• [What the task requires]:
Look through the lines below and extract each one that contains "pattern".
.....
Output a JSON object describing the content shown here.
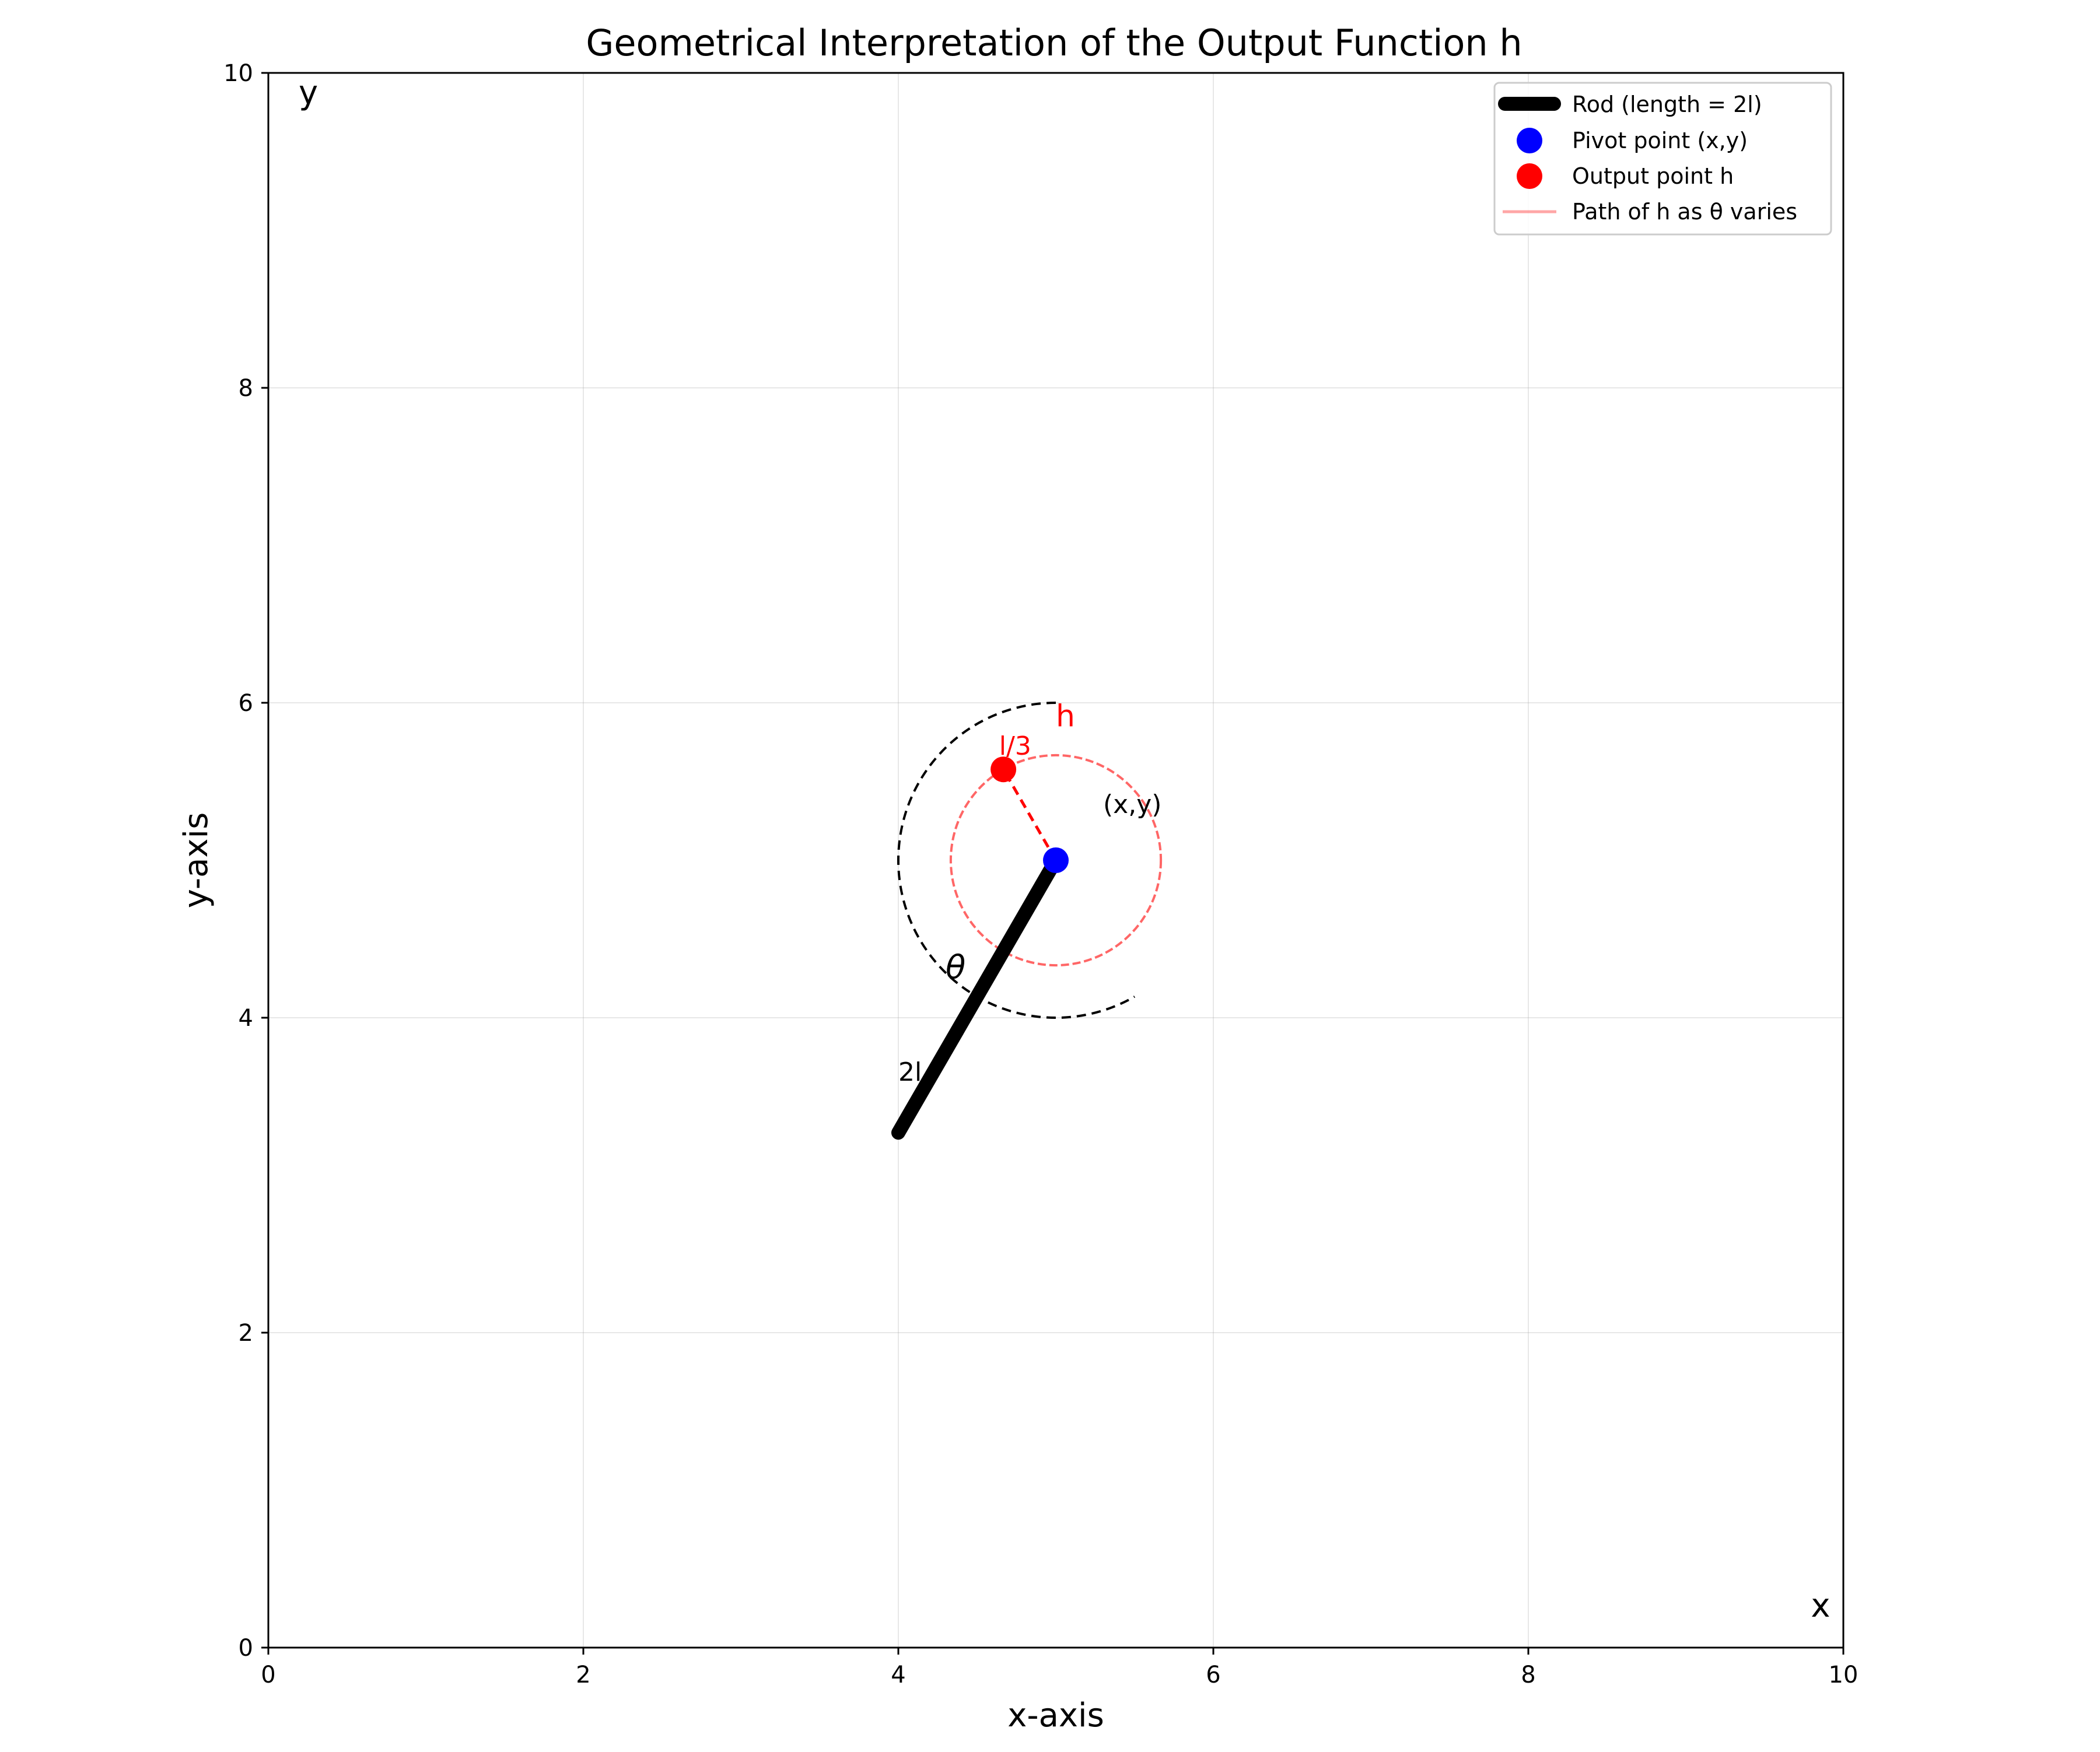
{
  "chart_data": {
    "type": "scatter",
    "title": "Geometrical Interpretation of the Output Function h",
    "xlabel": "x-axis",
    "ylabel": "y-axis",
    "xlim": [
      0,
      10
    ],
    "ylim": [
      0,
      10
    ],
    "xticks": [
      0,
      2,
      4,
      6,
      8,
      10
    ],
    "yticks": [
      0,
      2,
      4,
      6,
      8,
      10
    ],
    "grid": true,
    "legend_position": "top-right",
    "corner_labels": {
      "y": "y",
      "x": "x"
    },
    "rod": {
      "start": [
        4.0,
        3.27
      ],
      "end": [
        5.0,
        5.0
      ],
      "color": "#000000",
      "legend": "Rod (length = 2l)",
      "label": "2l",
      "label_at": [
        4.0,
        3.6
      ]
    },
    "pivot": {
      "point": [
        5.0,
        5.0
      ],
      "color": "#0000ff",
      "legend": "Pivot point (x,y)",
      "label": "(x,y)",
      "label_at": [
        5.3,
        5.3
      ]
    },
    "output_point": {
      "point": [
        4.667,
        5.577
      ],
      "color": "#ff0000",
      "legend": "Output point h",
      "label": "h",
      "label_at": [
        5.0,
        5.85
      ],
      "connector_label": "l/3",
      "connector_label_at": [
        4.64,
        5.67
      ]
    },
    "output_path": {
      "center": [
        5.0,
        5.0
      ],
      "radius": 0.667,
      "color": "#ff0000",
      "legend": "Path of h as θ varies"
    },
    "angle_arc": {
      "center": [
        5.0,
        5.0
      ],
      "radius": 1.0,
      "start_deg": 90,
      "end_deg": 300,
      "label": "θ",
      "label_at": [
        4.3,
        4.25
      ]
    }
  }
}
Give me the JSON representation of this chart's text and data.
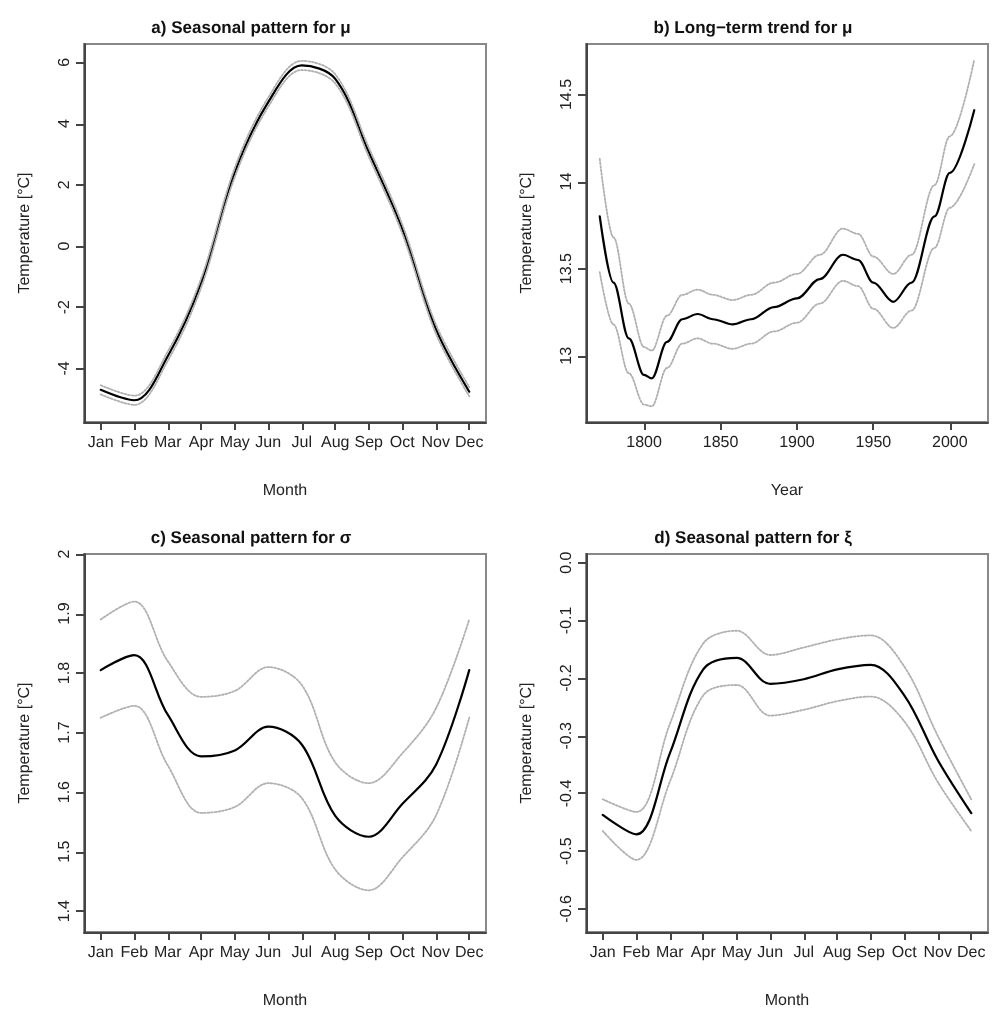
{
  "chart_data": [
    {
      "type": "line",
      "title": "a) Seasonal pattern for μ",
      "xlabel": "Month",
      "ylabel": "Temperature [°C]",
      "ylim": [
        -5.75,
        6.6
      ],
      "categories": [
        "Jan",
        "Feb",
        "Mar",
        "Apr",
        "May",
        "Jun",
        "Jul",
        "Aug",
        "Sep",
        "Oct",
        "Nov",
        "Dec"
      ],
      "yticks": [
        -4,
        -2,
        0,
        2,
        4,
        6
      ],
      "grid": false,
      "line_style": "solid",
      "series": [
        {
          "color": "#000000",
          "values": [
            -4.7,
            -5.04,
            -3.6,
            -1.2,
            2.4,
            4.7,
            5.9,
            5.46,
            3.07,
            0.56,
            -2.7,
            -4.76
          ]
        },
        {
          "color": "#b0b0b0",
          "line_style": "dotted",
          "values": [
            -4.85,
            -5.19,
            -3.75,
            -1.35,
            2.25,
            4.55,
            5.75,
            5.31,
            2.92,
            0.41,
            -2.85,
            -4.91
          ]
        },
        {
          "color": "#b0b0b0",
          "line_style": "dotted",
          "values": [
            -4.55,
            -4.89,
            -3.45,
            -1.05,
            2.55,
            4.85,
            6.05,
            5.61,
            3.22,
            0.71,
            -2.55,
            -4.61
          ]
        }
      ]
    },
    {
      "type": "line",
      "title": "b) Long−term trend for μ",
      "xlabel": "Year",
      "ylabel": "Temperature [°C]",
      "xlim": [
        1762,
        2025
      ],
      "ylim": [
        12.62,
        14.79
      ],
      "xticks": [
        1800,
        1850,
        1900,
        1950,
        2000
      ],
      "yticks": [
        13.0,
        13.5,
        14.0,
        14.5
      ],
      "grid": false,
      "line_style": "solid",
      "x": [
        1771,
        1780,
        1790,
        1800,
        1805,
        1815,
        1825,
        1835,
        1845,
        1858,
        1870,
        1885,
        1900,
        1915,
        1930,
        1940,
        1950,
        1963,
        1975,
        1990,
        2000,
        2016
      ],
      "series": [
        {
          "color": "#000000",
          "values": [
            13.8,
            13.42,
            13.1,
            12.89,
            12.87,
            13.08,
            13.21,
            13.24,
            13.21,
            13.18,
            13.21,
            13.28,
            13.33,
            13.44,
            13.58,
            13.55,
            13.42,
            13.31,
            13.42,
            13.8,
            14.05,
            14.41
          ]
        },
        {
          "color": "#b0b0b0",
          "line_style": "dotted",
          "values": [
            13.48,
            13.18,
            12.9,
            12.72,
            12.71,
            12.93,
            13.07,
            13.1,
            13.07,
            13.04,
            13.07,
            13.14,
            13.19,
            13.3,
            13.43,
            13.4,
            13.27,
            13.16,
            13.26,
            13.62,
            13.85,
            14.1
          ]
        },
        {
          "color": "#b0b0b0",
          "line_style": "dotted",
          "values": [
            14.13,
            13.68,
            13.3,
            13.05,
            13.03,
            13.23,
            13.35,
            13.38,
            13.35,
            13.32,
            13.35,
            13.42,
            13.47,
            13.58,
            13.73,
            13.7,
            13.57,
            13.47,
            13.58,
            13.98,
            14.26,
            14.7
          ]
        }
      ]
    },
    {
      "type": "line",
      "title": "c) Seasonal pattern for σ",
      "xlabel": "Month",
      "ylabel": "Temperature [°C]",
      "ylim": [
        1.365,
        2.0
      ],
      "categories": [
        "Jan",
        "Feb",
        "Mar",
        "Apr",
        "May",
        "Jun",
        "Jul",
        "Aug",
        "Sep",
        "Oct",
        "Nov",
        "Dec"
      ],
      "yticks": [
        1.4,
        1.5,
        1.6,
        1.7,
        1.8,
        1.9,
        2.0
      ],
      "grid": false,
      "line_style": "solid",
      "series": [
        {
          "color": "#000000",
          "values": [
            1.805,
            1.83,
            1.73,
            1.66,
            1.67,
            1.71,
            1.68,
            1.56,
            1.525,
            1.58,
            1.645,
            1.805
          ]
        },
        {
          "color": "#b0b0b0",
          "line_style": "dotted",
          "values": [
            1.725,
            1.745,
            1.645,
            1.565,
            1.575,
            1.615,
            1.59,
            1.47,
            1.435,
            1.49,
            1.56,
            1.725
          ]
        },
        {
          "color": "#b0b0b0",
          "line_style": "dotted",
          "values": [
            1.89,
            1.92,
            1.82,
            1.76,
            1.77,
            1.81,
            1.78,
            1.65,
            1.615,
            1.665,
            1.74,
            1.89
          ]
        }
      ]
    },
    {
      "type": "line",
      "title": "d) Seasonal pattern for ξ",
      "xlabel": "Month",
      "ylabel": "Temperature [°C]",
      "ylim": [
        -0.64,
        0.015
      ],
      "categories": [
        "Jan",
        "Feb",
        "Mar",
        "Apr",
        "May",
        "Jun",
        "Jul",
        "Aug",
        "Sep",
        "Oct",
        "Nov",
        "Dec"
      ],
      "yticks": [
        {
          "value": -0.6,
          "label": "-0.6"
        },
        {
          "value": -0.5,
          "label": "-0.5"
        },
        {
          "value": -0.4,
          "label": "-0.4"
        },
        {
          "value": -0.3,
          "label": "-0.3"
        },
        {
          "value": -0.2,
          "label": "-0.2"
        },
        {
          "value": -0.1,
          "label": "-0.1"
        },
        {
          "value": 0,
          "label": "0.0"
        }
      ],
      "grid": false,
      "line_style": "solid",
      "series": [
        {
          "color": "#000000",
          "values": [
            -0.437,
            -0.471,
            -0.331,
            -0.185,
            -0.165,
            -0.21,
            -0.202,
            -0.185,
            -0.177,
            -0.23,
            -0.342,
            -0.434
          ]
        },
        {
          "color": "#b0b0b0",
          "line_style": "dotted",
          "values": [
            -0.465,
            -0.515,
            -0.38,
            -0.23,
            -0.212,
            -0.265,
            -0.255,
            -0.24,
            -0.232,
            -0.275,
            -0.38,
            -0.465
          ]
        },
        {
          "color": "#b0b0b0",
          "line_style": "dotted",
          "values": [
            -0.41,
            -0.432,
            -0.28,
            -0.14,
            -0.118,
            -0.16,
            -0.147,
            -0.133,
            -0.126,
            -0.18,
            -0.3,
            -0.41
          ]
        }
      ]
    }
  ]
}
.....
• [Reply]:
      "title": "a) Seasonal pattern for μ",
      "title": "c) Seasonal pattern for σ",
      "title": "d) Seasonal pattern for ξ",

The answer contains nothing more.